• _Request_:
Reproduce each line of the material precisely.
● ● ●
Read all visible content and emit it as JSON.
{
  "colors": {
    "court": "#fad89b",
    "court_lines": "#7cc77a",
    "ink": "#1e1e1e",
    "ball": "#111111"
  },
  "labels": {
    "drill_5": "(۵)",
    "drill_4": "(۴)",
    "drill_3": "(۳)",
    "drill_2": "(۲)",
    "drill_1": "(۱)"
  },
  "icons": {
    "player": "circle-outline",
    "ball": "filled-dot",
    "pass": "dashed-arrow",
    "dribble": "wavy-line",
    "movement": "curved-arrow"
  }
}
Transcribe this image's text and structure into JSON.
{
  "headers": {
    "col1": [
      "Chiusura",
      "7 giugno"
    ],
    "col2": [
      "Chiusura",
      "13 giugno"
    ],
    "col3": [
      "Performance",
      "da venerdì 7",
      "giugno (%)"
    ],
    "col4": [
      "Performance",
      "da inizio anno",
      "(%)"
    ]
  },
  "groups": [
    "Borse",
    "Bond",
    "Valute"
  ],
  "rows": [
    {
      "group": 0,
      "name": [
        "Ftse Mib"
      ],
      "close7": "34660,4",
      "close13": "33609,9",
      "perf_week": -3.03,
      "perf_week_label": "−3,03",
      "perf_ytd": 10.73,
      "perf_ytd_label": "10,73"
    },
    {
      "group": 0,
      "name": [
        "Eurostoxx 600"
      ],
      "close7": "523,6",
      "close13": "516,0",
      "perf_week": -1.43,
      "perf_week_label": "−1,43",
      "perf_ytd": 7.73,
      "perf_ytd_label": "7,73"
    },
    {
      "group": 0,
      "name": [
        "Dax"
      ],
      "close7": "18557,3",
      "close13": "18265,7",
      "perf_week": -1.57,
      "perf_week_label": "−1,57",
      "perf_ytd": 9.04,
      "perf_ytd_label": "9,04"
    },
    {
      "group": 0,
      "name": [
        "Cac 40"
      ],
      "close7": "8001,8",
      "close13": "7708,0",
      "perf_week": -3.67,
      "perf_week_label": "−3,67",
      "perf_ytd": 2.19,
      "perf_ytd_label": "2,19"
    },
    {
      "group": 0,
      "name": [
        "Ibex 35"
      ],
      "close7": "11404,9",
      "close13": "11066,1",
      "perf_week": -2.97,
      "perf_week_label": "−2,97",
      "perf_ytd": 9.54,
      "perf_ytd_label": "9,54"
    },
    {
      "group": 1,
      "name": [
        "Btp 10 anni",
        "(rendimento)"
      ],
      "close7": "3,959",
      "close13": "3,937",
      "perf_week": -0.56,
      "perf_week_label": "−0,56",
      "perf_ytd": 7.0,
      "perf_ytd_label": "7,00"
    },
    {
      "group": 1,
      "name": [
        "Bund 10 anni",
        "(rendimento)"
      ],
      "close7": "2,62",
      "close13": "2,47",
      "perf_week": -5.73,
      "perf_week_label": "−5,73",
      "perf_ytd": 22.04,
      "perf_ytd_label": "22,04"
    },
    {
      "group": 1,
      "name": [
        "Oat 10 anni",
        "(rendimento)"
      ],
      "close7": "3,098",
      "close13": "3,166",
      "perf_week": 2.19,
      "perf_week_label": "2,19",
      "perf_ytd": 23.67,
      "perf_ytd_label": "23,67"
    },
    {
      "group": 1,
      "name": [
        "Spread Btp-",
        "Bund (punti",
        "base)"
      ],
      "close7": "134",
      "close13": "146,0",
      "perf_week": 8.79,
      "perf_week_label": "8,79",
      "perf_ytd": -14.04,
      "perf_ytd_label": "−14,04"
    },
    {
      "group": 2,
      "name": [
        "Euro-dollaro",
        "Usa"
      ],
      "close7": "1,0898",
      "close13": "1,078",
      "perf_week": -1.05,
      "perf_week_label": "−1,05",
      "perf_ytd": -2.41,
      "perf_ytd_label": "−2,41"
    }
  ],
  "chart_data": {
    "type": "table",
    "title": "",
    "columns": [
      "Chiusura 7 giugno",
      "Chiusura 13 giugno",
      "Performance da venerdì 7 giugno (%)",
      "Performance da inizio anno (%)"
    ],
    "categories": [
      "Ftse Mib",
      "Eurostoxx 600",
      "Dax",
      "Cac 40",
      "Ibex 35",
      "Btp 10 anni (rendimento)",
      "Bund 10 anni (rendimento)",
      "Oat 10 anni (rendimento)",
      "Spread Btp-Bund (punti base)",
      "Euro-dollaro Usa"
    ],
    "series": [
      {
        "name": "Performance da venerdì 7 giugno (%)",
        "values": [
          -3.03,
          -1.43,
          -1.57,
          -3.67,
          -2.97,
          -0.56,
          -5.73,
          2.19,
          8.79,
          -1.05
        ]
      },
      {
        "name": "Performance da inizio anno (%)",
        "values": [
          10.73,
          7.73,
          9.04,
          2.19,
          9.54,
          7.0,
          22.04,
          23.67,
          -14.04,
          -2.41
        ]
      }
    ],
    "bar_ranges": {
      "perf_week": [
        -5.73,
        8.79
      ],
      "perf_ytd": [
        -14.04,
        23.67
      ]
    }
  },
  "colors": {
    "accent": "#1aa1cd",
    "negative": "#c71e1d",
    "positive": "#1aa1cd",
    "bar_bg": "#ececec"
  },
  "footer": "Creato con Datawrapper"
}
● ● ●
• _Solution for this task_:
Read all visible content and emit it as JSON.
{
  "colors": {
    "court": "#fad89b",
    "court_lines": "#7cc77a",
    "ink": "#1e1e1e",
    "ball": "#111111"
  },
  "labels": {
    "drill_5": "(۵)",
    "drill_4": "(۴)",
    "drill_3": "(۳)",
    "drill_2": "(۲)",
    "drill_1": "(۱)"
  },
  "icons": {
    "player": "circle-outline",
    "ball": "filled-dot",
    "pass": "dashed-arrow",
    "dribble": "wavy-line",
    "movement": "curved-arrow"
  }
}
Transcribe this image's text and structure into JSON.
{
  "headers": {
    "col1": [
      "Chiusura",
      "7 giugno"
    ],
    "col2": [
      "Chiusura",
      "13 giugno"
    ],
    "col3": [
      "Performance",
      "da venerdì 7",
      "giugno (%)"
    ],
    "col4": [
      "Performance",
      "da inizio anno",
      "(%)"
    ]
  },
  "groups": [
    "Borse",
    "Bond",
    "Valute"
  ],
  "rows": [
    {
      "group": 0,
      "name": [
        "Ftse Mib"
      ],
      "close7": "34660,4",
      "close13": "33609,9",
      "perf_week": -3.03,
      "perf_week_label": "−3,03",
      "perf_ytd": 10.73,
      "perf_ytd_label": "10,73"
    },
    {
      "group": 0,
      "name": [
        "Eurostoxx 600"
      ],
      "close7": "523,6",
      "close13": "516,0",
      "perf_week": -1.43,
      "perf_week_label": "−1,43",
      "perf_ytd": 7.73,
      "perf_ytd_label": "7,73"
    },
    {
      "group": 0,
      "name": [
        "Dax"
      ],
      "close7": "18557,3",
      "close13": "18265,7",
      "perf_week": -1.57,
      "perf_week_label": "−1,57",
      "perf_ytd": 9.04,
      "perf_ytd_label": "9,04"
    },
    {
      "group": 0,
      "name": [
        "Cac 40"
      ],
      "close7": "8001,8",
      "close13": "7708,0",
      "perf_week": -3.67,
      "perf_week_label": "−3,67",
      "perf_ytd": 2.19,
      "perf_ytd_label": "2,19"
    },
    {
      "group": 0,
      "name": [
        "Ibex 35"
      ],
      "close7": "11404,9",
      "close13": "11066,1",
      "perf_week": -2.97,
      "perf_week_label": "−2,97",
      "perf_ytd": 9.54,
      "perf_ytd_label": "9,54"
    },
    {
      "group": 1,
      "name": [
        "Btp 10 anni",
        "(rendimento)"
      ],
      "close7": "3,959",
      "close13": "3,937",
      "perf_week": -0.56,
      "perf_week_label": "−0,56",
      "perf_ytd": 7.0,
      "perf_ytd_label": "7,00"
    },
    {
      "group": 1,
      "name": [
        "Bund 10 anni",
        "(rendimento)"
      ],
      "close7": "2,62",
      "close13": "2,47",
      "perf_week": -5.73,
      "perf_week_label": "−5,73",
      "perf_ytd": 22.04,
      "perf_ytd_label": "22,04"
    },
    {
      "group": 1,
      "name": [
        "Oat 10 anni",
        "(rendimento)"
      ],
      "close7": "3,098",
      "close13": "3,166",
      "perf_week": 2.19,
      "perf_week_label": "2,19",
      "perf_ytd": 23.67,
      "perf_ytd_label": "23,67"
    },
    {
      "group": 1,
      "name": [
        "Spread Btp-",
        "Bund (punti",
        "base)"
      ],
      "close7": "134",
      "close13": "146,0",
      "perf_week": 8.79,
      "perf_week_label": "8,79",
      "perf_ytd": -14.04,
      "perf_ytd_label": "−14,04"
    },
    {
      "group": 2,
      "name": [
        "Euro-dollaro",
        "Usa"
      ],
      "close7": "1,0898",
      "close13": "1,078",
      "perf_week": -1.05,
      "perf_week_label": "−1,05",
      "perf_ytd": -2.41,
      "perf_ytd_label": "−2,41"
    }
  ],
  "chart_data": {
    "type": "table",
    "title": "",
    "columns": [
      "Chiusura 7 giugno",
      "Chiusura 13 giugno",
      "Performance da venerdì 7 giugno (%)",
      "Performance da inizio anno (%)"
    ],
    "categories": [
      "Ftse Mib",
      "Eurostoxx 600",
      "Dax",
      "Cac 40",
      "Ibex 35",
      "Btp 10 anni (rendimento)",
      "Bund 10 anni (rendimento)",
      "Oat 10 anni (rendimento)",
      "Spread Btp-Bund (punti base)",
      "Euro-dollaro Usa"
    ],
    "series": [
      {
        "name": "Performance da venerdì 7 giugno (%)",
        "values": [
          -3.03,
          -1.43,
          -1.57,
          -3.67,
          -2.97,
          -0.56,
          -5.73,
          2.19,
          8.79,
          -1.05
        ]
      },
      {
        "name": "Performance da inizio anno (%)",
        "values": [
          10.73,
          7.73,
          9.04,
          2.19,
          9.54,
          7.0,
          22.04,
          23.67,
          -14.04,
          -2.41
        ]
      }
    ],
    "bar_ranges": {
      "perf_week": [
        -5.73,
        8.79
      ],
      "perf_ytd": [
        -14.04,
        23.67
      ]
    }
  },
  "colors": {
    "accent": "#1aa1cd",
    "negative": "#c71e1d",
    "positive": "#1aa1cd",
    "bar_bg": "#ececec"
  },
  "footer": "Creato con Datawrapper"
}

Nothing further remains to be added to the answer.